═══ TEXT EXCERPT ═══

Join us on this Honors Passport experience as we explore Jamaica's cultures through the lens of music, history, art, politics, architecture, and tourism, thinking critically about its creation, packaging and sale, as well as its consumption by tourists to the island and others worldwide. 

What's in it for you:

  • Develop an understanding of Jamaican history and culture, and their marketing and consumption.
  • Refine your research and presentation skills as you prepare your site report.
  • Experience Jamaican cultural history and culture through to modern times in an authentic setting and from a Jamaican local.

═══ EXCERPTED DATA ═══

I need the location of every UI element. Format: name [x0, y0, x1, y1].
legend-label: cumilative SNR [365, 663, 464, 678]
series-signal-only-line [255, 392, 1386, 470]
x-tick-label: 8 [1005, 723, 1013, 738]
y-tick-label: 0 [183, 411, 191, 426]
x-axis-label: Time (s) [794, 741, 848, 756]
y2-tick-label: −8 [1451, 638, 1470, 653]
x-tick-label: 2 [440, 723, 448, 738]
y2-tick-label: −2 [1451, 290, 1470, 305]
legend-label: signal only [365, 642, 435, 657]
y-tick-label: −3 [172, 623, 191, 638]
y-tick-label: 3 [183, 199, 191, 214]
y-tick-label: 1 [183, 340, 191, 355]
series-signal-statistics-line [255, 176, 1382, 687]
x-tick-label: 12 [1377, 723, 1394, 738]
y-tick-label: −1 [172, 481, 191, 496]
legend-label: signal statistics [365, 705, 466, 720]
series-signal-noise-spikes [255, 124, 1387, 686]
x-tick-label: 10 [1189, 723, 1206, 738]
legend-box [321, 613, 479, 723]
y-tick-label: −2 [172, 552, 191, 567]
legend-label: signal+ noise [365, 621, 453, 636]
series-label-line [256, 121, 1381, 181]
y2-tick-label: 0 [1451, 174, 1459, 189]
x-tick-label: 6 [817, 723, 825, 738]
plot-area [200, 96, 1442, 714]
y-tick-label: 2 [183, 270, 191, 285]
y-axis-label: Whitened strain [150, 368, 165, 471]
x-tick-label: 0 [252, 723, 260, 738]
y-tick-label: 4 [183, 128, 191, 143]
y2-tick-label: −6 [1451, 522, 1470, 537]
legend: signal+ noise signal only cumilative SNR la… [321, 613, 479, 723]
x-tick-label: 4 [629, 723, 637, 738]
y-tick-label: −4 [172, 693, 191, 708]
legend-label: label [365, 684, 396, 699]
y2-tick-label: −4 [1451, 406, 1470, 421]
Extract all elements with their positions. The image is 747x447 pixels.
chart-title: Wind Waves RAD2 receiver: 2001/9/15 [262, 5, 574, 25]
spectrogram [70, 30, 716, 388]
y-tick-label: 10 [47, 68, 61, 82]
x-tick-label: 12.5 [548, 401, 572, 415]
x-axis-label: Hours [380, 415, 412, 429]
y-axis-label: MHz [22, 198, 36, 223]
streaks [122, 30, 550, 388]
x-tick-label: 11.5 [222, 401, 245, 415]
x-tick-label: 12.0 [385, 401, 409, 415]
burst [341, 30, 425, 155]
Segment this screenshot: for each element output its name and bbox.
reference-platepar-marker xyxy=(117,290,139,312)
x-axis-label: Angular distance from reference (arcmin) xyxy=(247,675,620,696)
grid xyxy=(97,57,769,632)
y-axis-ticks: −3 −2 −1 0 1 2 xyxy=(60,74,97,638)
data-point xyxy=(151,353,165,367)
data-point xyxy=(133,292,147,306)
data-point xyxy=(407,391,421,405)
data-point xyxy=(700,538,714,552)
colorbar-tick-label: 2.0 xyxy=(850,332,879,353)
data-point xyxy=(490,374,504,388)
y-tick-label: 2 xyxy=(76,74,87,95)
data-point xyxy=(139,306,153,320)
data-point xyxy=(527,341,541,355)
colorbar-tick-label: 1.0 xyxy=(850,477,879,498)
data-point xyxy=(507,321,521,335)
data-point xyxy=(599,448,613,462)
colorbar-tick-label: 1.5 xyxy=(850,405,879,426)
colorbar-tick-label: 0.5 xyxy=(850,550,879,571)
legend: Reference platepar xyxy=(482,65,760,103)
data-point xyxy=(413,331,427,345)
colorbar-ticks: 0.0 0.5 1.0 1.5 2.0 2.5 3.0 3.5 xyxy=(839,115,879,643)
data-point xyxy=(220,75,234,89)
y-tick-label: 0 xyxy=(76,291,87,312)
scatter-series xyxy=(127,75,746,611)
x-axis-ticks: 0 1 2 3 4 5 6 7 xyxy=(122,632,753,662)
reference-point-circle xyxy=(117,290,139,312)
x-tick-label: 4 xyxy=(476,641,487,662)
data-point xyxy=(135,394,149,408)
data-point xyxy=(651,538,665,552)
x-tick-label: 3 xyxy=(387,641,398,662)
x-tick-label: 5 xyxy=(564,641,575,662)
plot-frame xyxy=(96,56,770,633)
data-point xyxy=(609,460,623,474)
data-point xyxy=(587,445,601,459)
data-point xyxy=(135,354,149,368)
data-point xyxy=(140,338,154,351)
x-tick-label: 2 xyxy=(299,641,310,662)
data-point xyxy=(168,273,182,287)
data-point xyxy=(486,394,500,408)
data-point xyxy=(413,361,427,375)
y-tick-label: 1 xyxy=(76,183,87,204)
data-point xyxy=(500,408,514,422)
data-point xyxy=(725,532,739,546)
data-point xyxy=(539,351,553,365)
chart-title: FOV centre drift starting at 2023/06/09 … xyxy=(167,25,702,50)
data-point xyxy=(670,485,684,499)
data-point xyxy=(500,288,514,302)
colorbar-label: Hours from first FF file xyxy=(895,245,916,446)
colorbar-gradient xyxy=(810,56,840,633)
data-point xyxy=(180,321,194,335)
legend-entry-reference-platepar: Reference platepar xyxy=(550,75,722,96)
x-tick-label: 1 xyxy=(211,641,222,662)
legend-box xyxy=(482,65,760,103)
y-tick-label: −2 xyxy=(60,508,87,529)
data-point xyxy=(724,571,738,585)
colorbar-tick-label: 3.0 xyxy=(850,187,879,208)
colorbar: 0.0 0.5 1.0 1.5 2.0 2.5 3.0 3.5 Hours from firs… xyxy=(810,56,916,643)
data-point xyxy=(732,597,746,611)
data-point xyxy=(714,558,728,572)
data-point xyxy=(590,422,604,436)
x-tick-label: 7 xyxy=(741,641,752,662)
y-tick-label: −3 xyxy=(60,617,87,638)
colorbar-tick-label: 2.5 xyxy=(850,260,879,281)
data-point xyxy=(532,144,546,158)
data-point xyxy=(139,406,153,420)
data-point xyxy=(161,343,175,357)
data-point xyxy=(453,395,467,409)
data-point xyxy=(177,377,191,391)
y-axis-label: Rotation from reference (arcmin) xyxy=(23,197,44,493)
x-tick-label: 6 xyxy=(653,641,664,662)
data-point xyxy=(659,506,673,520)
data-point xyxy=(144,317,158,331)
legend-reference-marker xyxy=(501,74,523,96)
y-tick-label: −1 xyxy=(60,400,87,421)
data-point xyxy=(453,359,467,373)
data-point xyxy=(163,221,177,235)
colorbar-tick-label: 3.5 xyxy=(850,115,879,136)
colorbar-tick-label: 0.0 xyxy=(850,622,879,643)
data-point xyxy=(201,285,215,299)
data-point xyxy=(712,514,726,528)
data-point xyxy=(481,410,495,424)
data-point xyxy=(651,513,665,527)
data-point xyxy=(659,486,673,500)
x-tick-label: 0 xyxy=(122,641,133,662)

═══

* [EXERCISE OBJECTIVE]: Reproduce the part of the Jamaica Honors Passport description starting at "Join us on this" and ending at "your site report.".

* [WRITTEN ANSWER]:
Join us on this Honors Passport experience as we explore Jamaica's cultures through the lens of music, history, art, politics, architecture, and tourism, thinking critically about its creation, packaging and sale, as well as its consumption by tourists to the island and others worldwide. 

What's in it for you:

  • Develop an understanding of Jamaican history and culture, and their marketing and consumption.
  • Refine your research and presentation skills as you prepare your site report.